## Problem requirements
Give every line back verbatim, dropping all images.

[Stored data]
☆ ☆ ☆ ☆ ☆

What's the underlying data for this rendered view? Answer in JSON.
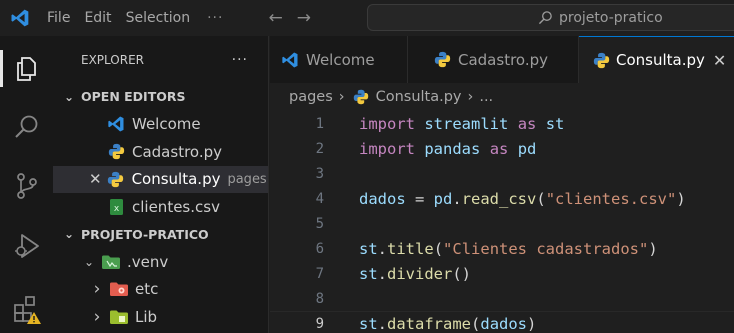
{
  "titlebar": {
    "menus": [
      "File",
      "Edit",
      "Selection"
    ],
    "more": "···",
    "back_arrow": "←",
    "forward_arrow": "→",
    "search_text": "projeto-pratico"
  },
  "explorer": {
    "title": "EXPLORER",
    "more": "···",
    "open_editors_label": "OPEN EDITORS",
    "open_editors": [
      {
        "name": "Welcome",
        "icon": "vscode-icon"
      },
      {
        "name": "Cadastro.py",
        "icon": "python-icon"
      },
      {
        "name": "Consulta.py",
        "icon": "python-icon",
        "hint": "pages",
        "selected": true
      },
      {
        "name": "clientes.csv",
        "icon": "csv-icon"
      }
    ],
    "project_label": "PROJETO-PRATICO",
    "tree": [
      {
        "name": ".venv",
        "icon": "folder-venv-icon",
        "expanded": true
      },
      {
        "name": "etc",
        "icon": "folder-etc-icon",
        "expanded": false
      },
      {
        "name": "Lib",
        "icon": "folder-lib-icon",
        "expanded": false
      }
    ],
    "chevron_down": "⌄",
    "chevron_right": "›",
    "close_glyph": "✕"
  },
  "tabs": [
    {
      "label": "Welcome",
      "icon": "vscode-icon"
    },
    {
      "label": "Cadastro.py",
      "icon": "python-icon"
    },
    {
      "label": "Consulta.py",
      "icon": "python-icon",
      "active": true
    }
  ],
  "tab_close": "✕",
  "breadcrumb": {
    "folder": "pages",
    "file": "Consulta.py",
    "tail": "..."
  },
  "editor": {
    "current_line": 9,
    "lines": [
      {
        "n": "1",
        "tokens": [
          [
            "kw",
            "import"
          ],
          [
            "op",
            " "
          ],
          [
            "id",
            "streamlit"
          ],
          [
            "op",
            " "
          ],
          [
            "kw",
            "as"
          ],
          [
            "op",
            " "
          ],
          [
            "id",
            "st"
          ]
        ]
      },
      {
        "n": "2",
        "tokens": [
          [
            "kw",
            "import"
          ],
          [
            "op",
            " "
          ],
          [
            "id",
            "pandas"
          ],
          [
            "op",
            " "
          ],
          [
            "kw",
            "as"
          ],
          [
            "op",
            " "
          ],
          [
            "id",
            "pd"
          ]
        ]
      },
      {
        "n": "3",
        "tokens": []
      },
      {
        "n": "4",
        "tokens": [
          [
            "id",
            "dados"
          ],
          [
            "op",
            " = "
          ],
          [
            "id",
            "pd"
          ],
          [
            "op",
            "."
          ],
          [
            "fn",
            "read_csv"
          ],
          [
            "op",
            "("
          ],
          [
            "str",
            "\"clientes.csv\""
          ],
          [
            "op",
            ")"
          ]
        ]
      },
      {
        "n": "5",
        "tokens": []
      },
      {
        "n": "6",
        "tokens": [
          [
            "id",
            "st"
          ],
          [
            "op",
            "."
          ],
          [
            "fn",
            "title"
          ],
          [
            "op",
            "("
          ],
          [
            "str",
            "\"Clientes cadastrados\""
          ],
          [
            "op",
            ")"
          ]
        ]
      },
      {
        "n": "7",
        "tokens": [
          [
            "id",
            "st"
          ],
          [
            "op",
            "."
          ],
          [
            "fn",
            "divider"
          ],
          [
            "op",
            "()"
          ]
        ]
      },
      {
        "n": "8",
        "tokens": []
      },
      {
        "n": "9",
        "tokens": [
          [
            "id",
            "st"
          ],
          [
            "op",
            "."
          ],
          [
            "fn",
            "dataframe"
          ],
          [
            "op",
            "("
          ],
          [
            "id",
            "dados"
          ],
          [
            "op",
            ")"
          ]
        ]
      }
    ]
  },
  "colors": {
    "keyword": "#c586c0",
    "identifier": "#9cdcfe",
    "function": "#dcdcaa",
    "string": "#ce9178",
    "accent": "#0078d4"
  }
}
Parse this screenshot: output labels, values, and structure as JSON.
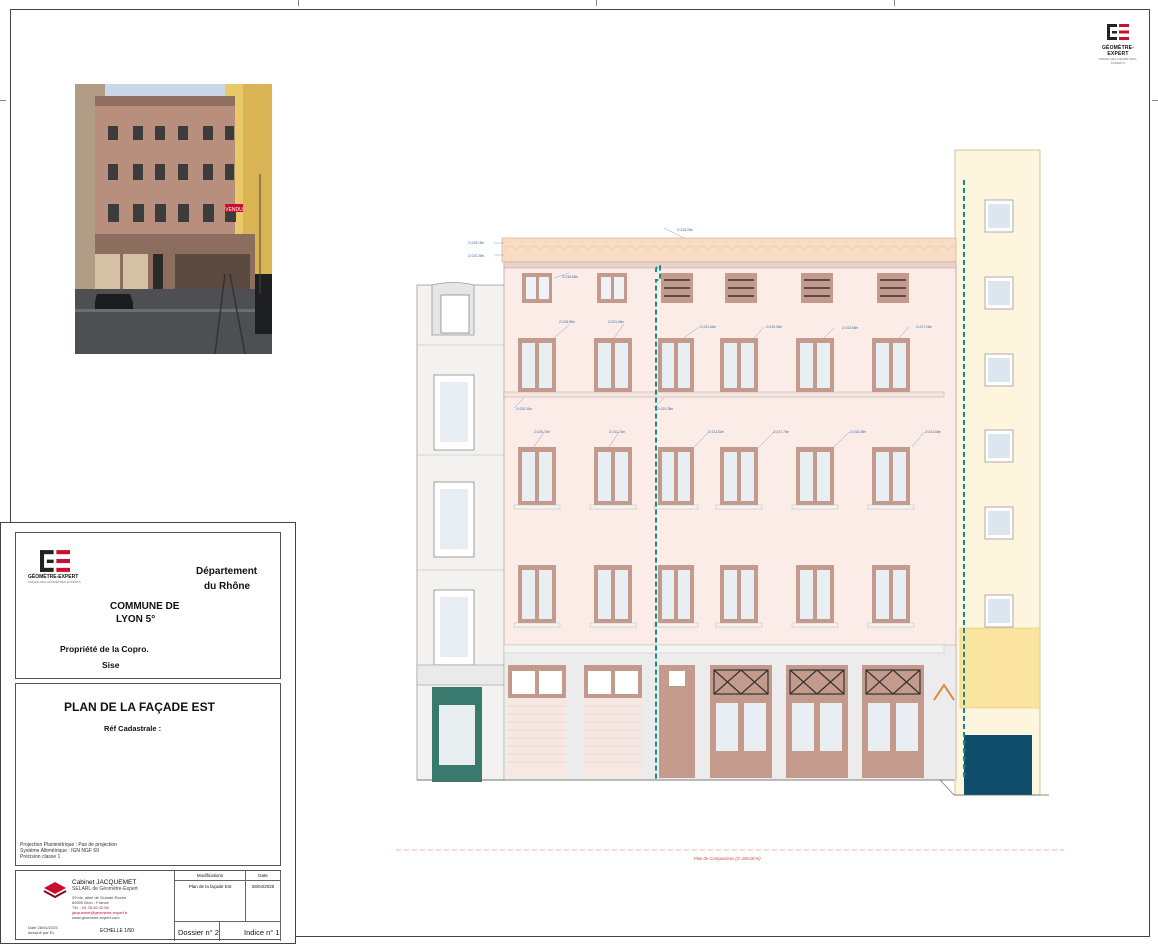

☆ ☆ ☆ ☆ ☆

## Result for this task
What's the underlying data for this rendered view? Answer in JSON.
{
  "titlebar": {
    "menus": [
      "File",
      "Edit",
      "Selection"
    ],
    "more": "···",
    "back_arrow": "←",
    "forward_arrow": "→",
    "search_text": "projeto-pratico"
  },
  "explorer": {
    "title": "EXPLORER",
    "more": "···",
    "open_editors_label": "OPEN EDITORS",
    "open_editors": [
      {
        "name": "Welcome",
        "icon": "vscode-icon"
      },
      {
        "name": "Cadastro.py",
        "icon": "python-icon"
      },
      {
        "name": "Consulta.py",
        "icon": "python-icon",
        "hint": "pages",
        "selected": true
      },
      {
        "name": "clientes.csv",
        "icon": "csv-icon"
      }
    ],
    "project_label": "PROJETO-PRATICO",
    "tree": [
      {
        "name": ".venv",
        "icon": "folder-venv-icon",
        "expanded": true
      },
      {
        "name": "etc",
        "icon": "folder-etc-icon",
        "expanded": false
      },
      {
        "name": "Lib",
        "icon": "folder-lib-icon",
        "expanded": false
      }
    ],
    "chevron_down": "⌄",
    "chevron_right": "›",
    "close_glyph": "✕"
  },
  "tabs": [
    {
      "label": "Welcome",
      "icon": "vscode-icon"
    },
    {
      "label": "Cadastro.py",
      "icon": "python-icon"
    },
    {
      "label": "Consulta.py",
      "icon": "python-icon",
      "active": true
    }
  ],
  "tab_close": "✕",
  "breadcrumb": {
    "folder": "pages",
    "file": "Consulta.py",
    "tail": "..."
  },
  "editor": {
    "current_line": 9,
    "lines": [
      {
        "n": "1",
        "tokens": [
          [
            "kw",
            "import"
          ],
          [
            "op",
            " "
          ],
          [
            "id",
            "streamlit"
          ],
          [
            "op",
            " "
          ],
          [
            "kw",
            "as"
          ],
          [
            "op",
            " "
          ],
          [
            "id",
            "st"
          ]
        ]
      },
      {
        "n": "2",
        "tokens": [
          [
            "kw",
            "import"
          ],
          [
            "op",
            " "
          ],
          [
            "id",
            "pandas"
          ],
          [
            "op",
            " "
          ],
          [
            "kw",
            "as"
          ],
          [
            "op",
            " "
          ],
          [
            "id",
            "pd"
          ]
        ]
      },
      {
        "n": "3",
        "tokens": []
      },
      {
        "n": "4",
        "tokens": [
          [
            "id",
            "dados"
          ],
          [
            "op",
            " = "
          ],
          [
            "id",
            "pd"
          ],
          [
            "op",
            "."
          ],
          [
            "fn",
            "read_csv"
          ],
          [
            "op",
            "("
          ],
          [
            "str",
            "\"clientes.csv\""
          ],
          [
            "op",
            ")"
          ]
        ]
      },
      {
        "n": "5",
        "tokens": []
      },
      {
        "n": "6",
        "tokens": [
          [
            "id",
            "st"
          ],
          [
            "op",
            "."
          ],
          [
            "fn",
            "title"
          ],
          [
            "op",
            "("
          ],
          [
            "str",
            "\"Clientes cadastrados\""
          ],
          [
            "op",
            ")"
          ]
        ]
      },
      {
        "n": "7",
        "tokens": [
          [
            "id",
            "st"
          ],
          [
            "op",
            "."
          ],
          [
            "fn",
            "divider"
          ],
          [
            "op",
            "()"
          ]
        ]
      },
      {
        "n": "8",
        "tokens": []
      },
      {
        "n": "9",
        "tokens": [
          [
            "id",
            "st"
          ],
          [
            "op",
            "."
          ],
          [
            "fn",
            "dataframe"
          ],
          [
            "op",
            "("
          ],
          [
            "id",
            "dados"
          ],
          [
            "op",
            ")"
          ]
        ]
      }
    ]
  },
  "colors": {
    "keyword": "#c586c0",
    "identifier": "#9cdcfe",
    "function": "#dcdcaa",
    "string": "#ce9178",
    "accent": "#0078d4"
  }
}
Parse this screenshot: output labels, values, and structure as JSON.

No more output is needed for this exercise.